* Exercise task *
Transcribe every record that appears below, exactly and in full.

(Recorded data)
>> START

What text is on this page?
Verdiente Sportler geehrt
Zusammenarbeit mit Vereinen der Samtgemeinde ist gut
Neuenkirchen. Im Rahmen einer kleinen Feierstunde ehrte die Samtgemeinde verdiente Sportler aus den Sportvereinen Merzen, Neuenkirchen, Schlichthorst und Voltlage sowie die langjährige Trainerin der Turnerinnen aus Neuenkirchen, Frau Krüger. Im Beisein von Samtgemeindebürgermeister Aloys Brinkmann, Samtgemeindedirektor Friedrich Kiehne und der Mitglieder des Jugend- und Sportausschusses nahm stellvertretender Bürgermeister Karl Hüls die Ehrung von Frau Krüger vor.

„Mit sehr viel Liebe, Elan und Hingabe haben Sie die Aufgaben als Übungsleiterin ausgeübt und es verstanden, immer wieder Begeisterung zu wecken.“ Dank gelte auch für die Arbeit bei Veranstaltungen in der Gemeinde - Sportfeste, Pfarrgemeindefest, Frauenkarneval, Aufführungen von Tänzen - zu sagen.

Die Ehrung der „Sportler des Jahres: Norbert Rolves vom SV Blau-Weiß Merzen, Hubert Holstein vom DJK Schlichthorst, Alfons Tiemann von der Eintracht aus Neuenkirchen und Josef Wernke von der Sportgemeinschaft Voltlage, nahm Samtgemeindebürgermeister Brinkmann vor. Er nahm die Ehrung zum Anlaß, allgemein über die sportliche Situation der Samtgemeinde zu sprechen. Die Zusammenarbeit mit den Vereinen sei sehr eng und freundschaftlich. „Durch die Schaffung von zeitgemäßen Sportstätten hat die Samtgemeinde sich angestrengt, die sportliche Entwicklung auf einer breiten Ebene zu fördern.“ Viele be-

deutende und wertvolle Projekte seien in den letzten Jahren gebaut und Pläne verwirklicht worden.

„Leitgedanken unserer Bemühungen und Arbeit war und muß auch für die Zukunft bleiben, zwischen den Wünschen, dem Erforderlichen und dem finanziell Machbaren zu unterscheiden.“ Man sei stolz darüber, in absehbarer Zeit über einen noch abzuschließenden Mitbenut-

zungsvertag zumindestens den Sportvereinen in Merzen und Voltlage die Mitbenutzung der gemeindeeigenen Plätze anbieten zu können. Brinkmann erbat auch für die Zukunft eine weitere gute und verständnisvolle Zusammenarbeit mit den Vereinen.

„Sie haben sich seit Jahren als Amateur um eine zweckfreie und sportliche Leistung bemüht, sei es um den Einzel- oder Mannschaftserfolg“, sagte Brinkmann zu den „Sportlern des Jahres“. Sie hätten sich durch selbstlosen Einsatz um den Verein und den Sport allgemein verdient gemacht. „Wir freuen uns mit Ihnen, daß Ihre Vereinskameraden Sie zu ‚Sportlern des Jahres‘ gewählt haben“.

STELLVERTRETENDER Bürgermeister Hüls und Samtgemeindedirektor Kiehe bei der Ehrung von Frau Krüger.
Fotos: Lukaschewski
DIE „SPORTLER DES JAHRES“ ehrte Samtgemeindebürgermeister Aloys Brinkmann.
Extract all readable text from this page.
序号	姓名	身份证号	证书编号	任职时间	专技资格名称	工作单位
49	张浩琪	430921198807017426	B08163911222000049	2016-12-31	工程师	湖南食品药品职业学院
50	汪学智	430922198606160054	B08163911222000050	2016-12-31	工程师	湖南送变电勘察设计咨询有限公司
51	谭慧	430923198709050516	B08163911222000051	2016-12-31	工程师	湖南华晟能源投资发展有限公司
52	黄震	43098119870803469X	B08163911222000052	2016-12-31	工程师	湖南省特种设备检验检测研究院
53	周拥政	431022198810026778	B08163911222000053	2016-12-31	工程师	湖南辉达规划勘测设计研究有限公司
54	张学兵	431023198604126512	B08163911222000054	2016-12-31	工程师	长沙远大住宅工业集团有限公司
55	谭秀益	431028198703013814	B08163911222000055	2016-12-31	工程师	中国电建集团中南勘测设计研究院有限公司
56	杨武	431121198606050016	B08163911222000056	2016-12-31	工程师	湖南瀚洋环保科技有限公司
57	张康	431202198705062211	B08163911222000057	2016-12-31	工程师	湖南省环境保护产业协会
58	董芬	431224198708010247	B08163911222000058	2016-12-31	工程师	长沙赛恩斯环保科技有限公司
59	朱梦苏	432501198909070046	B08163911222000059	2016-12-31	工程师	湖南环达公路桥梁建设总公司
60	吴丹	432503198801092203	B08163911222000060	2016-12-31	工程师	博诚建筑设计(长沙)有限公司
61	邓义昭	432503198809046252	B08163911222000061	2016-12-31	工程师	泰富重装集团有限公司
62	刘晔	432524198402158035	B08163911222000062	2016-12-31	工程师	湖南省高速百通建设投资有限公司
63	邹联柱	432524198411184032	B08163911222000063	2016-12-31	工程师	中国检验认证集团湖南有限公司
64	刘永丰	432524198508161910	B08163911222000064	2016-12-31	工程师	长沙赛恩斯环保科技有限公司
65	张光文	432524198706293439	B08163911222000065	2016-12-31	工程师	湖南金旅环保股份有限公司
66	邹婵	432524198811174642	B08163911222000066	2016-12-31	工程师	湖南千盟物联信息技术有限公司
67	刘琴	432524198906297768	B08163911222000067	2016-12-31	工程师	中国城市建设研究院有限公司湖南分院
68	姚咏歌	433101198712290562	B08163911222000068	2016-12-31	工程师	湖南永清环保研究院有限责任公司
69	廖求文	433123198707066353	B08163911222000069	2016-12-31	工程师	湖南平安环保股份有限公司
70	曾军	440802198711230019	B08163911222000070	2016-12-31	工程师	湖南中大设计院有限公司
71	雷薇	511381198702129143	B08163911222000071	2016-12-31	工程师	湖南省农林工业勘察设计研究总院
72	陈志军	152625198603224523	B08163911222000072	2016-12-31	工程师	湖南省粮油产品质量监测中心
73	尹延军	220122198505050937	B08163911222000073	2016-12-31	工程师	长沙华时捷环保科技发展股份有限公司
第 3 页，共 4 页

>> END

* Answer for the task *
What text is on this page?
Verdiente Sportler geehrt
Zusammenarbeit mit Vereinen der Samtgemeinde ist gut
Neuenkirchen. Im Rahmen einer kleinen Feierstunde ehrte die Samtgemeinde verdiente Sportler aus den Sportvereinen Merzen, Neuenkirchen, Schlichthorst und Voltlage sowie die langjährige Trainerin der Turnerinnen aus Neuenkirchen, Frau Krüger. Im Beisein von Samtgemeindebürgermeister Aloys Brinkmann, Samtgemeindedirektor Friedrich Kiehne und der Mitglieder des Jugend- und Sportausschusses nahm stellvertretender Bürgermeister Karl Hüls die Ehrung von Frau Krüger vor.

„Mit sehr viel Liebe, Elan und Hingabe haben Sie die Aufgaben als Übungsleiterin ausgeübt und es verstanden, immer wieder Begeisterung zu wecken.“ Dank gelte auch für die Arbeit bei Veranstaltungen in der Gemeinde - Sportfeste, Pfarrgemeindefest, Frauenkarneval, Aufführungen von Tänzen - zu sagen.

Die Ehrung der „Sportler des Jahres: Norbert Rolves vom SV Blau-Weiß Merzen, Hubert Holstein vom DJK Schlichthorst, Alfons Tiemann von der Eintracht aus Neuenkirchen und Josef Wernke von der Sportgemeinschaft Voltlage, nahm Samtgemeindebürgermeister Brinkmann vor. Er nahm die Ehrung zum Anlaß, allgemein über die sportliche Situation der Samtgemeinde zu sprechen. Die Zusammenarbeit mit den Vereinen sei sehr eng und freundschaftlich. „Durch die Schaffung von zeitgemäßen Sportstätten hat die Samtgemeinde sich angestrengt, die sportliche Entwicklung auf einer breiten Ebene zu fördern.“ Viele be-

deutende und wertvolle Projekte seien in den letzten Jahren gebaut und Pläne verwirklicht worden.

„Leitgedanken unserer Bemühungen und Arbeit war und muß auch für die Zukunft bleiben, zwischen den Wünschen, dem Erforderlichen und dem finanziell Machbaren zu unterscheiden.“ Man sei stolz darüber, in absehbarer Zeit über einen noch abzuschließenden Mitbenut-

zungsvertag zumindestens den Sportvereinen in Merzen und Voltlage die Mitbenutzung der gemeindeeigenen Plätze anbieten zu können. Brinkmann erbat auch für die Zukunft eine weitere gute und verständnisvolle Zusammenarbeit mit den Vereinen.

„Sie haben sich seit Jahren als Amateur um eine zweckfreie und sportliche Leistung bemüht, sei es um den Einzel- oder Mannschaftserfolg“, sagte Brinkmann zu den „Sportlern des Jahres“. Sie hätten sich durch selbstlosen Einsatz um den Verein und den Sport allgemein verdient gemacht. „Wir freuen uns mit Ihnen, daß Ihre Vereinskameraden Sie zu ‚Sportlern des Jahres‘ gewählt haben“.

STELLVERTRETENDER Bürgermeister Hüls und Samtgemeindedirektor Kiehe bei der Ehrung von Frau Krüger.
Fotos: Lukaschewski
DIE „SPORTLER DES JAHRES“ ehrte Samtgemeindebürgermeister Aloys Brinkmann.
Extract all readable text from this page.
序号	姓名	身份证号	证书编号	任职时间	专技资格名称	工作单位
49	张浩琪	430921198807017426	B08163911222000049	2016-12-31	工程师	湖南食品药品职业学院
50	汪学智	430922198606160054	B08163911222000050	2016-12-31	工程师	湖南送变电勘察设计咨询有限公司
51	谭慧	430923198709050516	B08163911222000051	2016-12-31	工程师	湖南华晟能源投资发展有限公司
52	黄震	43098119870803469X	B08163911222000052	2016-12-31	工程师	湖南省特种设备检验检测研究院
53	周拥政	431022198810026778	B08163911222000053	2016-12-31	工程师	湖南辉达规划勘测设计研究有限公司
54	张学兵	431023198604126512	B08163911222000054	2016-12-31	工程师	长沙远大住宅工业集团有限公司
55	谭秀益	431028198703013814	B08163911222000055	2016-12-31	工程师	中国电建集团中南勘测设计研究院有限公司
56	杨武	431121198606050016	B08163911222000056	2016-12-31	工程师	湖南瀚洋环保科技有限公司
57	张康	431202198705062211	B08163911222000057	2016-12-31	工程师	湖南省环境保护产业协会
58	董芬	431224198708010247	B08163911222000058	2016-12-31	工程师	长沙赛恩斯环保科技有限公司
59	朱梦苏	432501198909070046	B08163911222000059	2016-12-31	工程师	湖南环达公路桥梁建设总公司
60	吴丹	432503198801092203	B08163911222000060	2016-12-31	工程师	博诚建筑设计(长沙)有限公司
61	邓义昭	432503198809046252	B08163911222000061	2016-12-31	工程师	泰富重装集团有限公司
62	刘晔	432524198402158035	B08163911222000062	2016-12-31	工程师	湖南省高速百通建设投资有限公司
63	邹联柱	432524198411184032	B08163911222000063	2016-12-31	工程师	中国检验认证集团湖南有限公司
64	刘永丰	432524198508161910	B08163911222000064	2016-12-31	工程师	长沙赛恩斯环保科技有限公司
65	张光文	432524198706293439	B08163911222000065	2016-12-31	工程师	湖南金旅环保股份有限公司
66	邹婵	432524198811174642	B08163911222000066	2016-12-31	工程师	湖南千盟物联信息技术有限公司
67	刘琴	432524198906297768	B08163911222000067	2016-12-31	工程师	中国城市建设研究院有限公司湖南分院
68	姚咏歌	433101198712290562	B08163911222000068	2016-12-31	工程师	湖南永清环保研究院有限责任公司
69	廖求文	433123198707066353	B08163911222000069	2016-12-31	工程师	湖南平安环保股份有限公司
70	曾军	440802198711230019	B08163911222000070	2016-12-31	工程师	湖南中大设计院有限公司
71	雷薇	511381198702129143	B08163911222000071	2016-12-31	工程师	湖南省农林工业勘察设计研究总院
72	陈志军	152625198603224523	B08163911222000072	2016-12-31	工程师	湖南省粮油产品质量监测中心
73	尹延军	220122198505050937	B08163911222000073	2016-12-31	工程师	长沙华时捷环保科技发展股份有限公司
第 3 页，共 4 页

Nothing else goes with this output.